-- Task --
Copy out the lines that have "Time" in them.

-- Given records --
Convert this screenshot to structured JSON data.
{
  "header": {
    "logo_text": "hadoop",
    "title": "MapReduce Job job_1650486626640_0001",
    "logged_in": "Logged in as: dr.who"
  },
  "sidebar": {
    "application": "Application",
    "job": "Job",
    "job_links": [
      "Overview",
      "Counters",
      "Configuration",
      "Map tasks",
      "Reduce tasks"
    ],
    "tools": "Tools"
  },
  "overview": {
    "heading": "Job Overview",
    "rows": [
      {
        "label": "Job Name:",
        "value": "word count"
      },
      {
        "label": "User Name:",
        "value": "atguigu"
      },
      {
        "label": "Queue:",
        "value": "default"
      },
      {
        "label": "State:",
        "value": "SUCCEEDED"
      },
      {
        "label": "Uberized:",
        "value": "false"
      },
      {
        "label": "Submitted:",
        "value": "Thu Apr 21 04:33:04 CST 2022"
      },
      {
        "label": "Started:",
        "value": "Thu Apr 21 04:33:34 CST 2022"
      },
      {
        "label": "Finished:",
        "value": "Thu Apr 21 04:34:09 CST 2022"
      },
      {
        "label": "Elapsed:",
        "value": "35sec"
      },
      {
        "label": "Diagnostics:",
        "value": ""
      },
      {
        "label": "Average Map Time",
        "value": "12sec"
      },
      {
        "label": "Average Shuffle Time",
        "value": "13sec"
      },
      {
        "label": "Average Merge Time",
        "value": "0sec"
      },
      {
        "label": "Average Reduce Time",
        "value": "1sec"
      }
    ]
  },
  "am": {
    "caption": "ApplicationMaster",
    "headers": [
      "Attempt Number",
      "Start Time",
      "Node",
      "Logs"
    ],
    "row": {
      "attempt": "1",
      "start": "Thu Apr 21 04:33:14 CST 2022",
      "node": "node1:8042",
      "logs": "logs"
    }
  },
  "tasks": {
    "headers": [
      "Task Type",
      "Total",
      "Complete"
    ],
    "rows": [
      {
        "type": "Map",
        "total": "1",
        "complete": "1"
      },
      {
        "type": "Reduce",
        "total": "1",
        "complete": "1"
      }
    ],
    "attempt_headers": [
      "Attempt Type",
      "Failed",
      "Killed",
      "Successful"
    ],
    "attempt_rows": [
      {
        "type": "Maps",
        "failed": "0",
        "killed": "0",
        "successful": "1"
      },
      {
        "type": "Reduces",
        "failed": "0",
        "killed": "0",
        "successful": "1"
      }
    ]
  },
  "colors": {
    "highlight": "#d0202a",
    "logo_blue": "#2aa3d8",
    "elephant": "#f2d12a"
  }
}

...

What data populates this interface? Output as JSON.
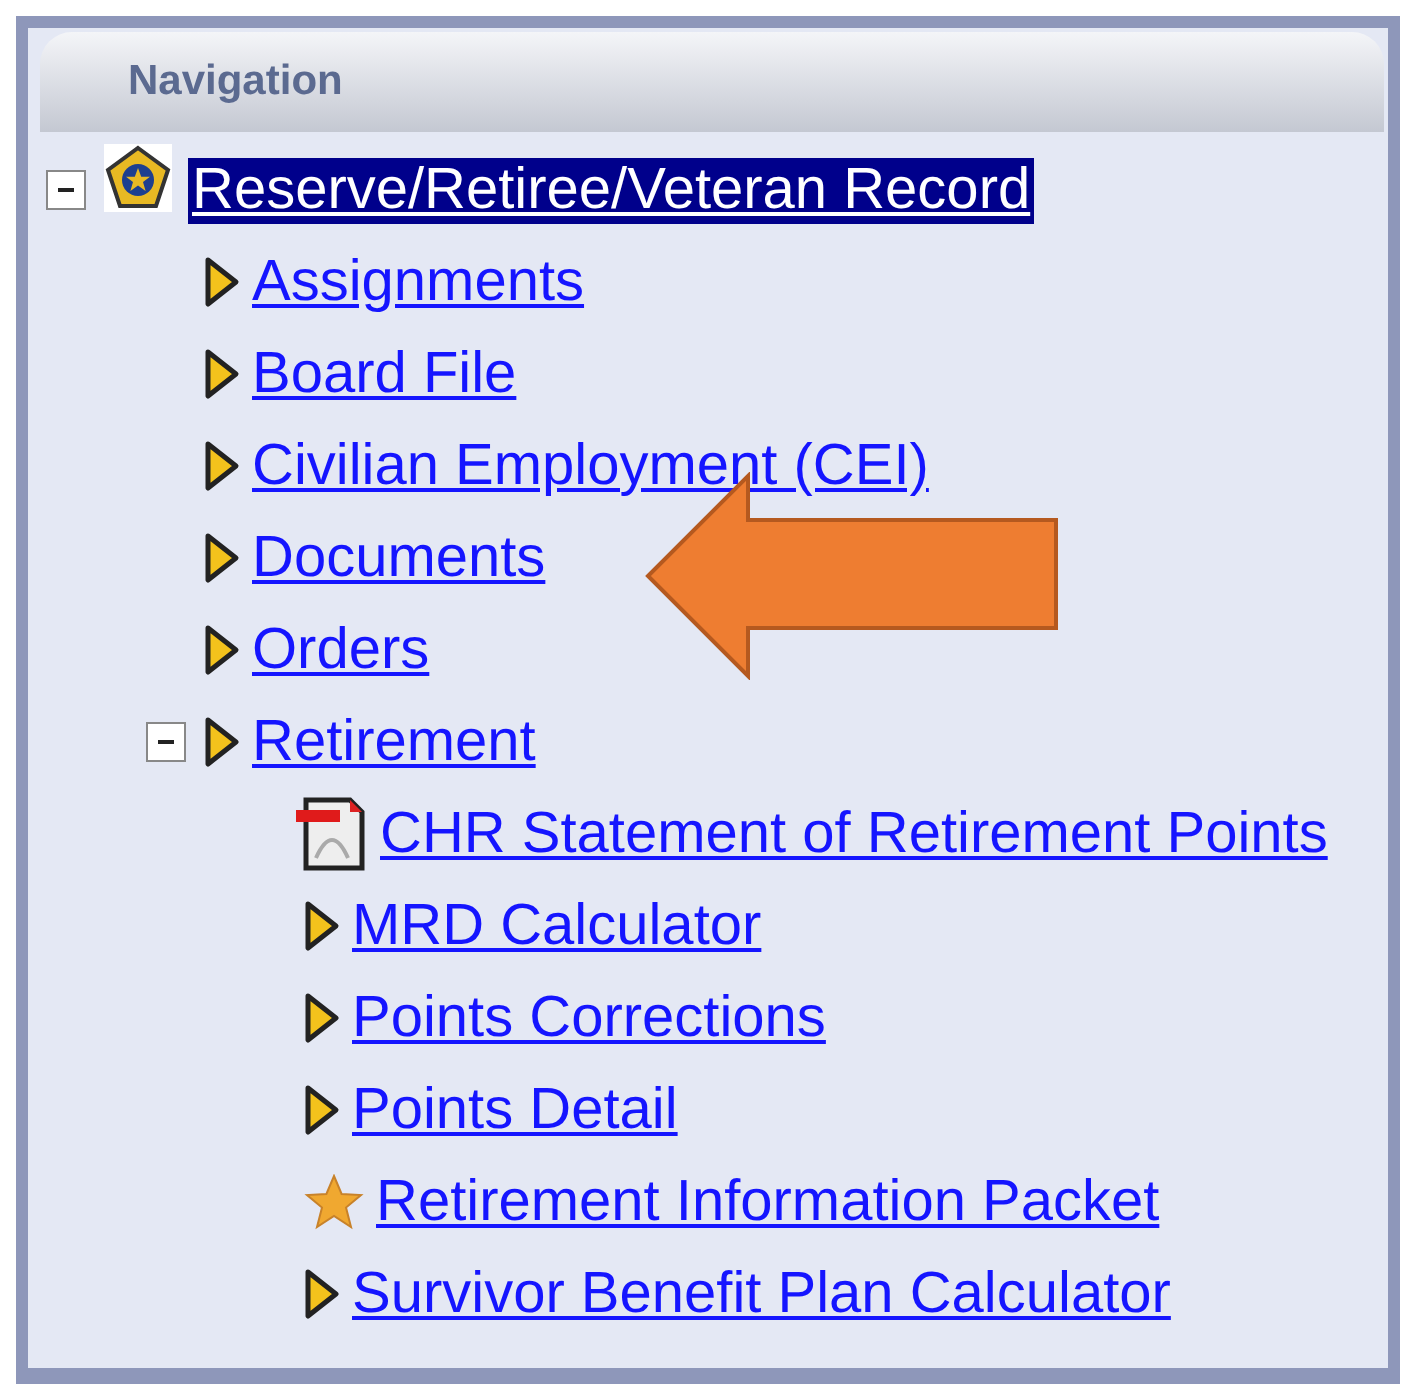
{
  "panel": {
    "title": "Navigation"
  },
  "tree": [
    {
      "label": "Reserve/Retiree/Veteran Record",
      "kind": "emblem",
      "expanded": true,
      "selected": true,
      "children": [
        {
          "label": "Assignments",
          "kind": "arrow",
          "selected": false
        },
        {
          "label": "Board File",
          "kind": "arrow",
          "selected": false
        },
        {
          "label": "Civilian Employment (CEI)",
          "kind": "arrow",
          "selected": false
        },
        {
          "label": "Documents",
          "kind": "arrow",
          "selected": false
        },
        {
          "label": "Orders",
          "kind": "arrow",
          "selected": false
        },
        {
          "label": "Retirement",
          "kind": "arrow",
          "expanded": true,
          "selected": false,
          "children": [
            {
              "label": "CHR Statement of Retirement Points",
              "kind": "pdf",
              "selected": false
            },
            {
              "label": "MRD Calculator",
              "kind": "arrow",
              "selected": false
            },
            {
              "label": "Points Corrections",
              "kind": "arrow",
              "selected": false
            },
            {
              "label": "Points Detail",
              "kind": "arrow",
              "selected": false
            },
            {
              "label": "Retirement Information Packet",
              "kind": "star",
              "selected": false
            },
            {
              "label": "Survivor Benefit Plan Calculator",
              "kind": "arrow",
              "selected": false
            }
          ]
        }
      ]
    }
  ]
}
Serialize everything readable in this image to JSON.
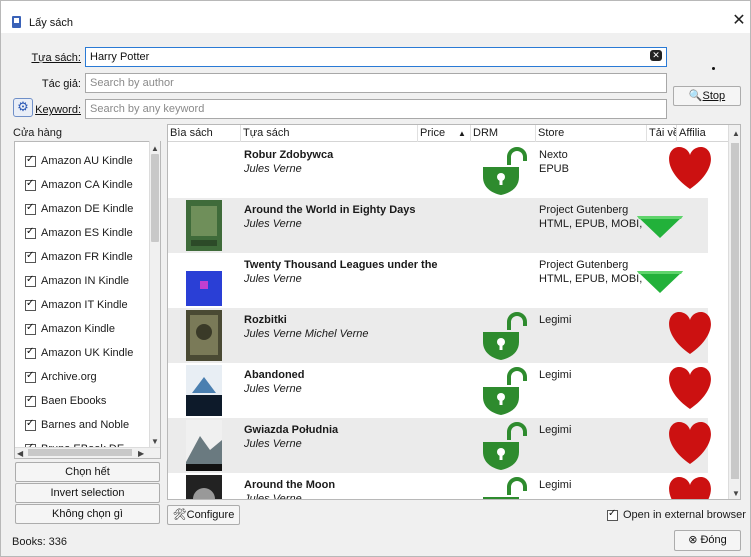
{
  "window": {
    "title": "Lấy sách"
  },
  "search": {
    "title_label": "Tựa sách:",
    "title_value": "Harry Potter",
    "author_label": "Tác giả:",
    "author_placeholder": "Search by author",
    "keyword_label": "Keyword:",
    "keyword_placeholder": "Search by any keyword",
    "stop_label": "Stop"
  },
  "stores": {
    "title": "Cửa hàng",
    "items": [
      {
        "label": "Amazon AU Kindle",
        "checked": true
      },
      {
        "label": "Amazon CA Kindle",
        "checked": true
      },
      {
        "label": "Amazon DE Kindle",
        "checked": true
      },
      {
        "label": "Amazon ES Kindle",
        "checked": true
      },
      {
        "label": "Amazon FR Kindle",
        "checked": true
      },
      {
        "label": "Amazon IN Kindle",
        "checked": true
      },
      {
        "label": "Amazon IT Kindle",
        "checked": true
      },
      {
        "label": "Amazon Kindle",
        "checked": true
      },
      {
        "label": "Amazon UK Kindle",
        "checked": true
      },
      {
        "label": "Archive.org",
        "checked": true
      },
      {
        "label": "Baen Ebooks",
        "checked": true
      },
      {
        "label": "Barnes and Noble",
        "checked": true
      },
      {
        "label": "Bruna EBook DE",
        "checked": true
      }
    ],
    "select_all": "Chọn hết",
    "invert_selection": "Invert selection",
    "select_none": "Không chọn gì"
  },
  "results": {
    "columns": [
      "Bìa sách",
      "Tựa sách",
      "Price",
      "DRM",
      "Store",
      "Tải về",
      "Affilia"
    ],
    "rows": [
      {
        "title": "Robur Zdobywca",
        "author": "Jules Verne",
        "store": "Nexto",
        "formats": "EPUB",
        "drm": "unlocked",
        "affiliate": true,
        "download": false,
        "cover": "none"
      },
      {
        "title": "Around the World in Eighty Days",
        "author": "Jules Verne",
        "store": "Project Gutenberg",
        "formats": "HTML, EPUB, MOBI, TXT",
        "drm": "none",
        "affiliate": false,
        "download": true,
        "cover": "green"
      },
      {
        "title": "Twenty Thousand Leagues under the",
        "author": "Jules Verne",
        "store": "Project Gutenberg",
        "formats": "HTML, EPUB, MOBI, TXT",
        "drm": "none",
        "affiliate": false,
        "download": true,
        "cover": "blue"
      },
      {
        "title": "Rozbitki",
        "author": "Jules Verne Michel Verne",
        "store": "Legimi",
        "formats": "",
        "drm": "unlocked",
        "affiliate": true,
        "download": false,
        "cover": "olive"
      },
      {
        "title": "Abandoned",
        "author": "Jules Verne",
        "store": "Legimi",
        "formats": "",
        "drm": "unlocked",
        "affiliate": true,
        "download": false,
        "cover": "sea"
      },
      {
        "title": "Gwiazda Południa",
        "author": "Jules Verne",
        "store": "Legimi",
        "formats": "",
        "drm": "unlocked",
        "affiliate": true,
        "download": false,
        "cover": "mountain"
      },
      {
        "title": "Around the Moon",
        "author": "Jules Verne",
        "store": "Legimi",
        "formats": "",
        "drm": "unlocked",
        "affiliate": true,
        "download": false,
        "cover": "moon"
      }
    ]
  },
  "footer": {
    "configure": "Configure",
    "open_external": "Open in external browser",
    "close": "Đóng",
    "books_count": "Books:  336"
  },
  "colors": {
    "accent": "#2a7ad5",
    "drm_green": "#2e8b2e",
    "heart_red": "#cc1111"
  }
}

---

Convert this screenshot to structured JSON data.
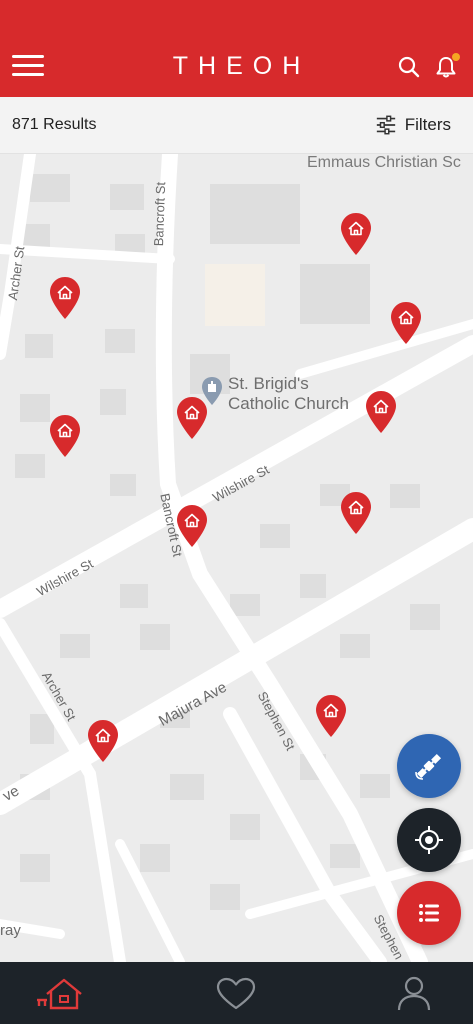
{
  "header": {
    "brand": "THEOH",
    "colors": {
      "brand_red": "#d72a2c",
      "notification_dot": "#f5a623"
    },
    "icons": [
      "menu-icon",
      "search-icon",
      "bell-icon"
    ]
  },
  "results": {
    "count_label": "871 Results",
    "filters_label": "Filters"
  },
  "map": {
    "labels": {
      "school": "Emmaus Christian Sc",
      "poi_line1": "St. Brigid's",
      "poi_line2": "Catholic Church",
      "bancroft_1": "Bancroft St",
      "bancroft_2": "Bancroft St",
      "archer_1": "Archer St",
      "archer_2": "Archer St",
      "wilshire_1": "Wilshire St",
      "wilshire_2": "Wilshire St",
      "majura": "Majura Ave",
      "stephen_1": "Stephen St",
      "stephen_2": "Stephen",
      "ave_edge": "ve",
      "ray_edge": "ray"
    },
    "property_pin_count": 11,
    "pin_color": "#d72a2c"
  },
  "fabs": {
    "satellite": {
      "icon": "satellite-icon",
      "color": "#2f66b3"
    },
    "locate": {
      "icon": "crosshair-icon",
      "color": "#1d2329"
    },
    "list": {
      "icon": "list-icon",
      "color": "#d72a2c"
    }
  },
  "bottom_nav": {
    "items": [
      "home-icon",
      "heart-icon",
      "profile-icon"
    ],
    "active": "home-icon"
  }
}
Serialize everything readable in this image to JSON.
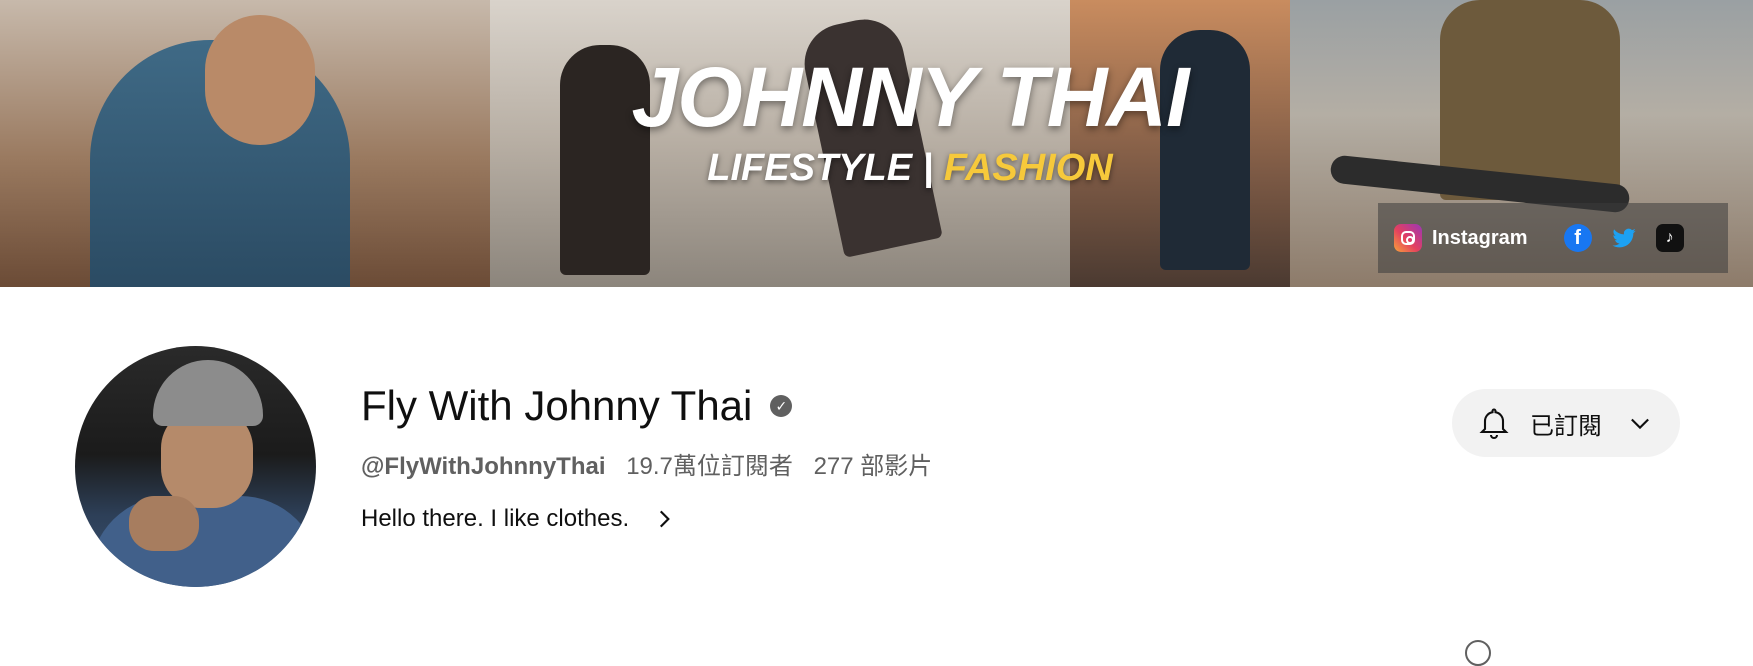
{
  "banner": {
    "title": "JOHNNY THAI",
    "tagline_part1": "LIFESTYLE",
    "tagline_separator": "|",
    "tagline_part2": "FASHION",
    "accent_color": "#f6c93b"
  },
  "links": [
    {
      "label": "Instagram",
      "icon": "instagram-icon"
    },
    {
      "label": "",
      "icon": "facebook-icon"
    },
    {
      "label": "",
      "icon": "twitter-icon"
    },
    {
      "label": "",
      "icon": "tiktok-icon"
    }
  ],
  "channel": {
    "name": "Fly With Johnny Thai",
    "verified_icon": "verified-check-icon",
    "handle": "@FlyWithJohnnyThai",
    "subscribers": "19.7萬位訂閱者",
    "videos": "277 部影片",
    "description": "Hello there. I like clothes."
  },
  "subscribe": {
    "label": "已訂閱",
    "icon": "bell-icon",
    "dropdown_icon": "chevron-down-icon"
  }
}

-- Complete answer --
        "label": "Average Map Time",
        "label": "Average Shuffle Time",
        "label": "Average Merge Time",
        "label": "Average Reduce Time",
      "Start Time",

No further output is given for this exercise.